**Objective:**
Begin at the line that holds "Enumerate this screenshot's" and copy each line exactly until the data below ends, including that last line but no pictures.

________________________

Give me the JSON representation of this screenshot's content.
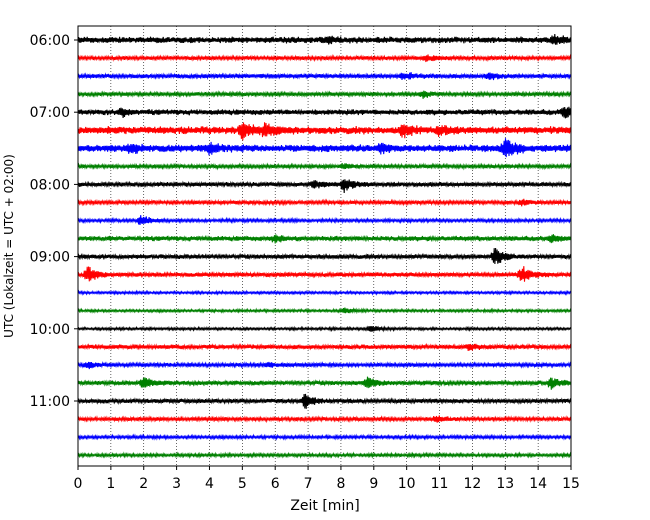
{
  "chart_data": {
    "type": "line",
    "subtype": "helicorder",
    "xlabel": "Zeit  [min]",
    "ylabel": "UTC (Lokalzeit = UTC + 02:00)",
    "xlim": [
      0,
      15
    ],
    "xticks": [
      "0",
      "1",
      "2",
      "3",
      "4",
      "5",
      "6",
      "7",
      "8",
      "9",
      "10",
      "11",
      "12",
      "13",
      "14",
      "15"
    ],
    "row_interval_min": 15,
    "rows_start_utc": "06:00",
    "ytick_labels": [
      "06:00",
      "07:00",
      "08:00",
      "09:00",
      "10:00",
      "11:00"
    ],
    "grid": "vertical dotted at each minute",
    "colors_cycle": [
      "#000000",
      "#ff0000",
      "#0000ff",
      "#008000"
    ],
    "rows": [
      {
        "start": "06:00",
        "color": "#000000",
        "noise": 0.5,
        "events": [
          {
            "t": 7.6,
            "amp": 0.6
          },
          {
            "t": 14.5,
            "amp": 0.6
          }
        ]
      },
      {
        "start": "06:15",
        "color": "#ff0000",
        "noise": 0.3,
        "events": [
          {
            "t": 10.6,
            "amp": 0.5
          }
        ]
      },
      {
        "start": "06:30",
        "color": "#0000ff",
        "noise": 0.35,
        "events": [
          {
            "t": 9.9,
            "amp": 0.6
          },
          {
            "t": 12.5,
            "amp": 0.5
          }
        ]
      },
      {
        "start": "06:45",
        "color": "#008000",
        "noise": 0.3,
        "events": [
          {
            "t": 10.5,
            "amp": 0.5
          }
        ]
      },
      {
        "start": "07:00",
        "color": "#000000",
        "noise": 0.45,
        "events": [
          {
            "t": 1.3,
            "amp": 0.6
          },
          {
            "t": 14.8,
            "amp": 0.9
          }
        ]
      },
      {
        "start": "07:15",
        "color": "#ff0000",
        "noise": 0.6,
        "events": [
          {
            "t": 5.0,
            "amp": 1.5
          },
          {
            "t": 5.7,
            "amp": 1.0
          },
          {
            "t": 9.9,
            "amp": 1.0
          },
          {
            "t": 11.0,
            "amp": 0.7
          }
        ]
      },
      {
        "start": "07:30",
        "color": "#0000ff",
        "noise": 0.6,
        "events": [
          {
            "t": 1.6,
            "amp": 0.7
          },
          {
            "t": 4.0,
            "amp": 0.7
          },
          {
            "t": 9.2,
            "amp": 0.7
          },
          {
            "t": 13.0,
            "amp": 1.6
          }
        ]
      },
      {
        "start": "07:45",
        "color": "#008000",
        "noise": 0.3,
        "events": [
          {
            "t": 8.1,
            "amp": 0.4
          }
        ]
      },
      {
        "start": "08:00",
        "color": "#000000",
        "noise": 0.35,
        "events": [
          {
            "t": 7.2,
            "amp": 0.6
          },
          {
            "t": 8.1,
            "amp": 1.2
          }
        ]
      },
      {
        "start": "08:15",
        "color": "#ff0000",
        "noise": 0.3,
        "events": [
          {
            "t": 13.5,
            "amp": 0.4
          }
        ]
      },
      {
        "start": "08:30",
        "color": "#0000ff",
        "noise": 0.25,
        "events": [
          {
            "t": 1.9,
            "amp": 0.9
          }
        ]
      },
      {
        "start": "08:45",
        "color": "#008000",
        "noise": 0.4,
        "events": [
          {
            "t": 6.0,
            "amp": 0.6
          },
          {
            "t": 14.4,
            "amp": 0.5
          }
        ]
      },
      {
        "start": "09:00",
        "color": "#000000",
        "noise": 0.35,
        "events": [
          {
            "t": 12.7,
            "amp": 1.4
          }
        ]
      },
      {
        "start": "09:15",
        "color": "#ff0000",
        "noise": 0.35,
        "events": [
          {
            "t": 0.3,
            "amp": 1.2
          },
          {
            "t": 13.5,
            "amp": 1.4
          }
        ]
      },
      {
        "start": "09:30",
        "color": "#0000ff",
        "noise": 0.2,
        "events": []
      },
      {
        "start": "09:45",
        "color": "#008000",
        "noise": 0.2,
        "events": [
          {
            "t": 8.1,
            "amp": 0.4
          }
        ]
      },
      {
        "start": "10:00",
        "color": "#000000",
        "noise": 0.2,
        "events": [
          {
            "t": 8.9,
            "amp": 0.5
          }
        ]
      },
      {
        "start": "10:15",
        "color": "#ff0000",
        "noise": 0.35,
        "events": [
          {
            "t": 11.9,
            "amp": 0.5
          }
        ]
      },
      {
        "start": "10:30",
        "color": "#0000ff",
        "noise": 0.3,
        "events": [
          {
            "t": 0.3,
            "amp": 0.5
          },
          {
            "t": 5.8,
            "amp": 0.4
          }
        ]
      },
      {
        "start": "10:45",
        "color": "#008000",
        "noise": 0.35,
        "events": [
          {
            "t": 2.0,
            "amp": 0.9
          },
          {
            "t": 8.8,
            "amp": 0.9
          },
          {
            "t": 14.4,
            "amp": 0.8
          }
        ]
      },
      {
        "start": "11:00",
        "color": "#000000",
        "noise": 0.35,
        "events": [
          {
            "t": 6.9,
            "amp": 1.1
          }
        ]
      },
      {
        "start": "11:15",
        "color": "#ff0000",
        "noise": 0.3,
        "events": [
          {
            "t": 10.9,
            "amp": 0.6
          }
        ]
      },
      {
        "start": "11:30",
        "color": "#0000ff",
        "noise": 0.25,
        "events": []
      },
      {
        "start": "11:45",
        "color": "#008000",
        "noise": 0.25,
        "events": []
      }
    ]
  }
}
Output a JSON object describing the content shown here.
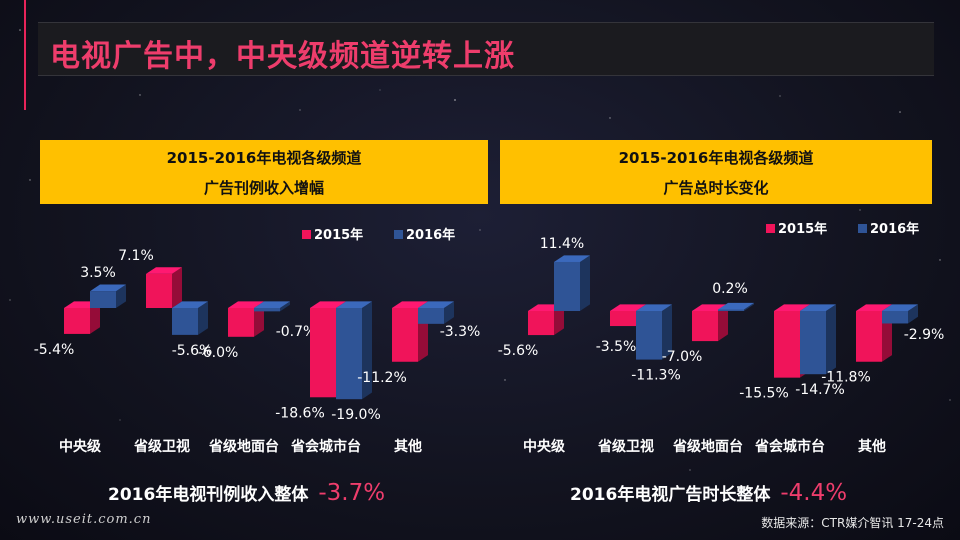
{
  "page_title": "电视广告中，中央级频道逆转上涨",
  "colors": {
    "y2015": "#f0145a",
    "y2016": "#2f5496",
    "accent": "#ee3d6c",
    "header_bg": "#ffc000"
  },
  "chart_data": [
    {
      "type": "bar",
      "title_line1": "2015-2016年电视各级频道",
      "title_line2": "广告刊例收入增幅",
      "categories": [
        "中央级",
        "省级卫视",
        "省级地面台",
        "省会城市台",
        "其他"
      ],
      "series": [
        {
          "name": "2015年",
          "values": [
            -5.4,
            7.1,
            -6.0,
            -18.6,
            -11.2
          ]
        },
        {
          "name": "2016年",
          "values": [
            3.5,
            -5.6,
            -0.7,
            -19.0,
            -3.3
          ]
        }
      ],
      "legend": "top-right",
      "grid": false
    },
    {
      "type": "bar",
      "title_line1": "2015-2016年电视各级频道",
      "title_line2": "广告总时长变化",
      "categories": [
        "中央级",
        "省级卫视",
        "省级地面台",
        "省会城市台",
        "其他"
      ],
      "series": [
        {
          "name": "2015年",
          "values": [
            -5.6,
            -3.5,
            -7.0,
            -15.5,
            -11.8
          ]
        },
        {
          "name": "2016年",
          "values": [
            11.4,
            -11.3,
            0.2,
            -14.7,
            -2.9
          ]
        }
      ],
      "legend": "top-right",
      "grid": false
    }
  ],
  "summary_left": {
    "label": "2016年电视刊例收入整体",
    "value": "-3.7%"
  },
  "summary_right": {
    "label": "2016年电视广告时长整体",
    "value": "-4.4%"
  },
  "watermark": "www.useit.com.cn",
  "source": "数据来源：CTR媒介智讯  17-24点"
}
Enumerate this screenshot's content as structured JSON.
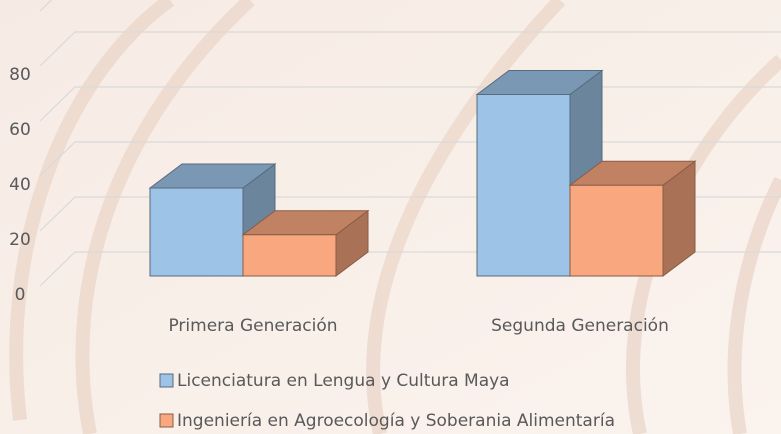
{
  "chart_data": {
    "type": "bar3d",
    "categories": [
      "Primera Generación",
      "Segunda Generación"
    ],
    "series": [
      {
        "name": "Licenciatura en Lengua y Cultura Maya",
        "color": "#9dc3e6",
        "values": [
          32,
          66
        ]
      },
      {
        "name": "Ingeniería en Agroecología y Soberania Alimentaría",
        "color": "#f8a77f",
        "values": [
          15,
          33
        ]
      }
    ],
    "ylim": [
      0,
      100
    ],
    "yticks": [
      0,
      20,
      40,
      60,
      80
    ],
    "grid": true
  }
}
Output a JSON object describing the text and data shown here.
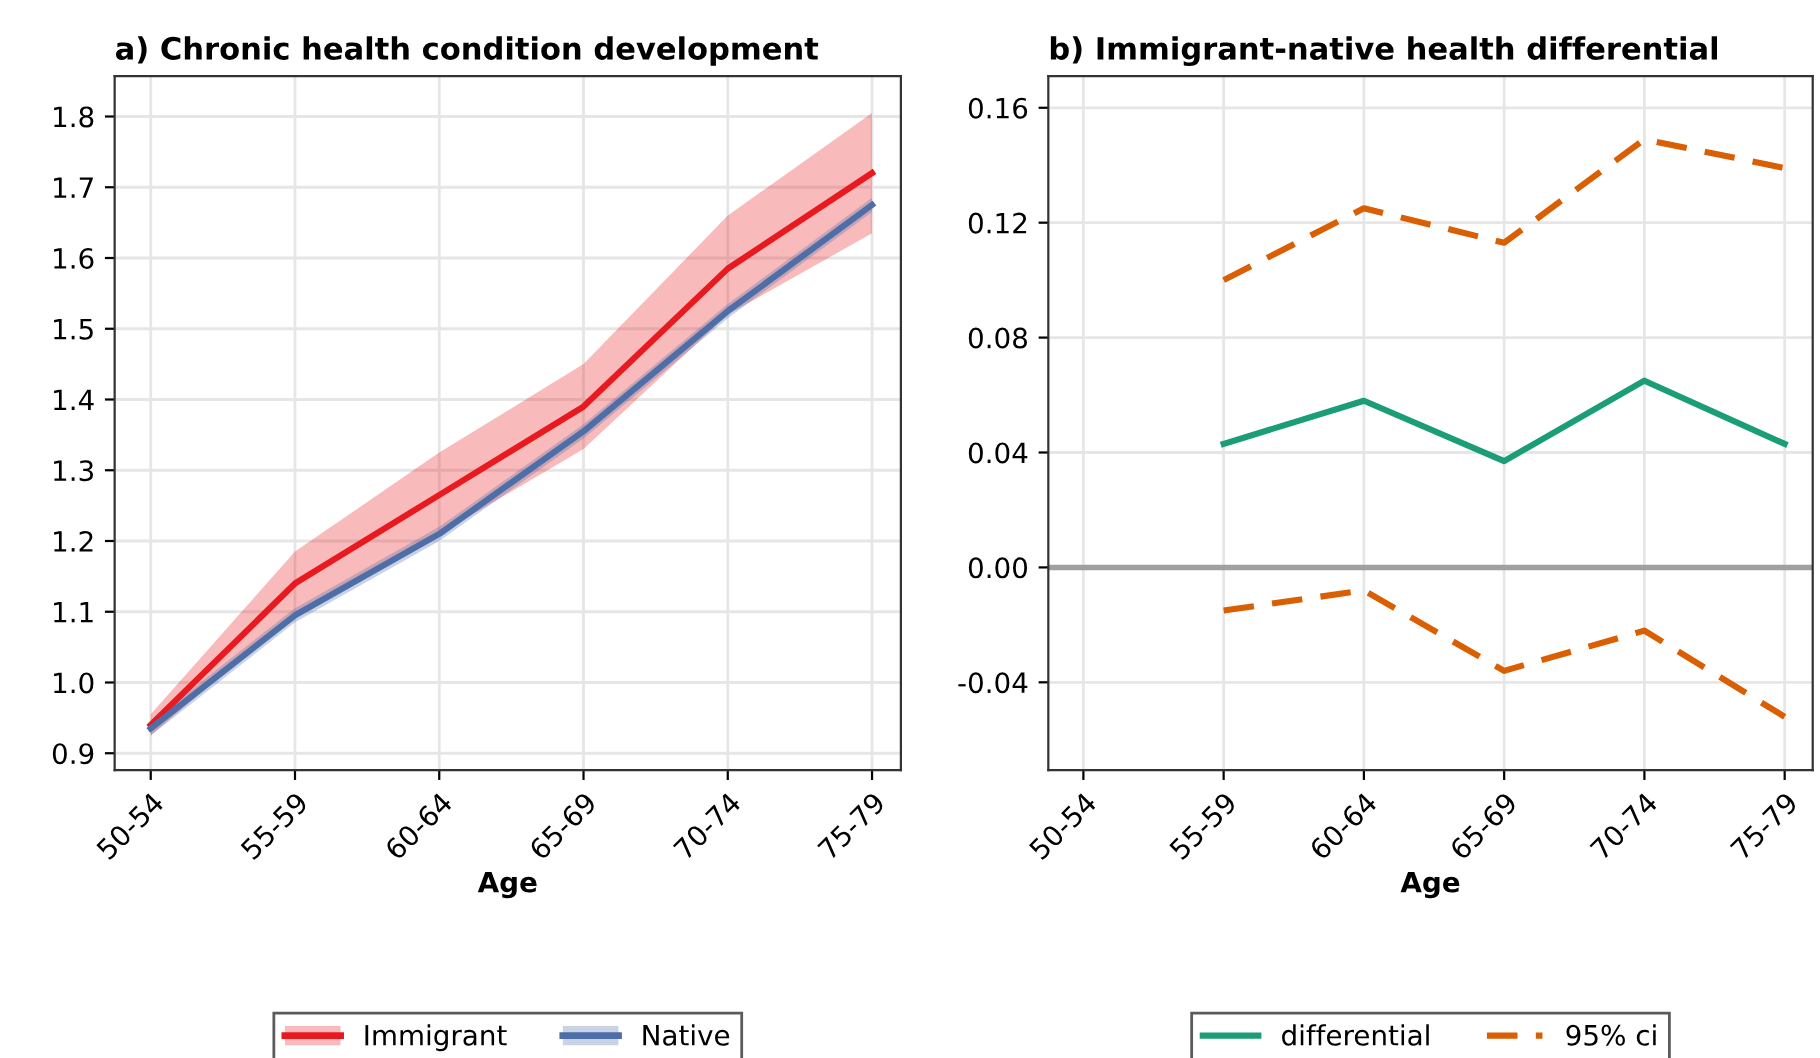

________________________

**Finished answer:**
Enumerate this screenshot's content as structured JSON.
{
  "chart_data": {
    "type": "bar3d",
    "categories": [
      "Primera Generación",
      "Segunda Generación"
    ],
    "series": [
      {
        "name": "Licenciatura en Lengua y Cultura Maya",
        "color": "#9dc3e6",
        "values": [
          32,
          66
        ]
      },
      {
        "name": "Ingeniería en Agroecología y Soberania Alimentaría",
        "color": "#f8a77f",
        "values": [
          15,
          33
        ]
      }
    ],
    "ylim": [
      0,
      100
    ],
    "yticks": [
      0,
      20,
      40,
      60,
      80
    ],
    "grid": true
  }
}
Output a JSON object describing the text and data shown here.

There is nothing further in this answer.